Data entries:
........

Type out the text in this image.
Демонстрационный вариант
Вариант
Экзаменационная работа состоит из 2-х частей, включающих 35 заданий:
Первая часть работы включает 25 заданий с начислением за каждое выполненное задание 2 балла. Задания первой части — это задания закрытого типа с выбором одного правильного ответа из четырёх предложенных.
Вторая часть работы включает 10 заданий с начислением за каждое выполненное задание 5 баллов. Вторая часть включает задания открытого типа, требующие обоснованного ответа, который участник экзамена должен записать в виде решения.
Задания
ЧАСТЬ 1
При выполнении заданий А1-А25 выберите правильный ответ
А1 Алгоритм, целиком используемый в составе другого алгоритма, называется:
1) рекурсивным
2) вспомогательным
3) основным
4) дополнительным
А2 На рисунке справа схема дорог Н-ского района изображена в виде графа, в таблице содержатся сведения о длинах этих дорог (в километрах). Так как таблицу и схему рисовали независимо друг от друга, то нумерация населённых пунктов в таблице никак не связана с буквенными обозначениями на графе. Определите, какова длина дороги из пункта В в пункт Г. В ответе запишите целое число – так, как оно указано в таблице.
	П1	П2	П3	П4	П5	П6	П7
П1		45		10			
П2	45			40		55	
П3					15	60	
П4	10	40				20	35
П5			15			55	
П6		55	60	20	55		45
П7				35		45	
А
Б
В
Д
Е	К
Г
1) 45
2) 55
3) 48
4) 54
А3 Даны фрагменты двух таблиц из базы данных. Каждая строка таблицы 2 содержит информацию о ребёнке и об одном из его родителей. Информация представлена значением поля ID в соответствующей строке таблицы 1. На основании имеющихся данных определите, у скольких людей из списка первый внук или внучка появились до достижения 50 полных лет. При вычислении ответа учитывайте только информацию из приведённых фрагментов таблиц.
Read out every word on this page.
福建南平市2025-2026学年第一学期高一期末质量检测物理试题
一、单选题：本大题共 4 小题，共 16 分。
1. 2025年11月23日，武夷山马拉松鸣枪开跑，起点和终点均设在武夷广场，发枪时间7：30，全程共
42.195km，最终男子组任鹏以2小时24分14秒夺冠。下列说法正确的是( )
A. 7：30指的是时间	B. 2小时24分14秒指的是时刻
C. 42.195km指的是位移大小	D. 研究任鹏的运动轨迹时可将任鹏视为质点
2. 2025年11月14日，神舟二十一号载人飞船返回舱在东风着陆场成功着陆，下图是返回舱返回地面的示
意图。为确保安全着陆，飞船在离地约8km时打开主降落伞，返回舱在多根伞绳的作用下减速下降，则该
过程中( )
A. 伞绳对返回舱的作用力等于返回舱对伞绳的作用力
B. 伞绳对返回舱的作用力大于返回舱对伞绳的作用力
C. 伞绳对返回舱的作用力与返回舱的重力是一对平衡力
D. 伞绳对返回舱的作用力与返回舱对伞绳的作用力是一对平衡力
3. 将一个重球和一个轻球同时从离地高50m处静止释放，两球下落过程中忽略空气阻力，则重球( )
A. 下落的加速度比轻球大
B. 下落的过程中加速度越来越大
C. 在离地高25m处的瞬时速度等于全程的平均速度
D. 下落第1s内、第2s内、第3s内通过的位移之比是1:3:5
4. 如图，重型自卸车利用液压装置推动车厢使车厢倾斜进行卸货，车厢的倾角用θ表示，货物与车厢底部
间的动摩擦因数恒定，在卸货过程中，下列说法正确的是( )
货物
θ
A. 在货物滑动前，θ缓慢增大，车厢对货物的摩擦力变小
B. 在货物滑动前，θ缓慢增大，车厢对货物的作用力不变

........

* Exercise aim:
Copy out each record, keeping every word as it is.

* Response:
Type out the text in this image.
Демонстрационный вариант
Вариант
Экзаменационная работа состоит из 2-х частей, включающих 35 заданий:
Первая часть работы включает 25 заданий с начислением за каждое выполненное задание 2 балла. Задания первой части — это задания закрытого типа с выбором одного правильного ответа из четырёх предложенных.
Вторая часть работы включает 10 заданий с начислением за каждое выполненное задание 5 баллов. Вторая часть включает задания открытого типа, требующие обоснованного ответа, который участник экзамена должен записать в виде решения.
Задания
ЧАСТЬ 1
При выполнении заданий А1-А25 выберите правильный ответ
А1 Алгоритм, целиком используемый в составе другого алгоритма, называется:
1) рекурсивным
2) вспомогательным
3) основным
4) дополнительным
А2 На рисунке справа схема дорог Н-ского района изображена в виде графа, в таблице содержатся сведения о длинах этих дорог (в километрах). Так как таблицу и схему рисовали независимо друг от друга, то нумерация населённых пунктов в таблице никак не связана с буквенными обозначениями на графе. Определите, какова длина дороги из пункта В в пункт Г. В ответе запишите целое число – так, как оно указано в таблице.
	П1	П2	П3	П4	П5	П6	П7
П1		45		10			
П2	45			40		55	
П3					15	60	
П4	10	40				20	35
П5			15			55	
П6		55	60	20	55		45
П7				35		45	
А
Б
В
Д
Е	К
Г
1) 45
2) 55
3) 48
4) 54
А3 Даны фрагменты двух таблиц из базы данных. Каждая строка таблицы 2 содержит информацию о ребёнке и об одном из его родителей. Информация представлена значением поля ID в соответствующей строке таблицы 1. На основании имеющихся данных определите, у скольких людей из списка первый внук или внучка появились до достижения 50 полных лет. При вычислении ответа учитывайте только информацию из приведённых фрагментов таблиц.
Read out every word on this page.
福建南平市2025-2026学年第一学期高一期末质量检测物理试题
一、单选题：本大题共 4 小题，共 16 分。
1. 2025年11月23日，武夷山马拉松鸣枪开跑，起点和终点均设在武夷广场，发枪时间7：30，全程共
42.195km，最终男子组任鹏以2小时24分14秒夺冠。下列说法正确的是( )
A. 7：30指的是时间	B. 2小时24分14秒指的是时刻
C. 42.195km指的是位移大小	D. 研究任鹏的运动轨迹时可将任鹏视为质点
2. 2025年11月14日，神舟二十一号载人飞船返回舱在东风着陆场成功着陆，下图是返回舱返回地面的示
意图。为确保安全着陆，飞船在离地约8km时打开主降落伞，返回舱在多根伞绳的作用下减速下降，则该
过程中( )
A. 伞绳对返回舱的作用力等于返回舱对伞绳的作用力
B. 伞绳对返回舱的作用力大于返回舱对伞绳的作用力
C. 伞绳对返回舱的作用力与返回舱的重力是一对平衡力
D. 伞绳对返回舱的作用力与返回舱对伞绳的作用力是一对平衡力
3. 将一个重球和一个轻球同时从离地高50m处静止释放，两球下落过程中忽略空气阻力，则重球( )
A. 下落的加速度比轻球大
B. 下落的过程中加速度越来越大
C. 在离地高25m处的瞬时速度等于全程的平均速度
D. 下落第1s内、第2s内、第3s内通过的位移之比是1:3:5
4. 如图，重型自卸车利用液压装置推动车厢使车厢倾斜进行卸货，车厢的倾角用θ表示，货物与车厢底部
间的动摩擦因数恒定，在卸货过程中，下列说法正确的是( )
货物
θ
A. 在货物滑动前，θ缓慢增大，车厢对货物的摩擦力变小
B. 在货物滑动前，θ缓慢增大，车厢对货物的作用力不变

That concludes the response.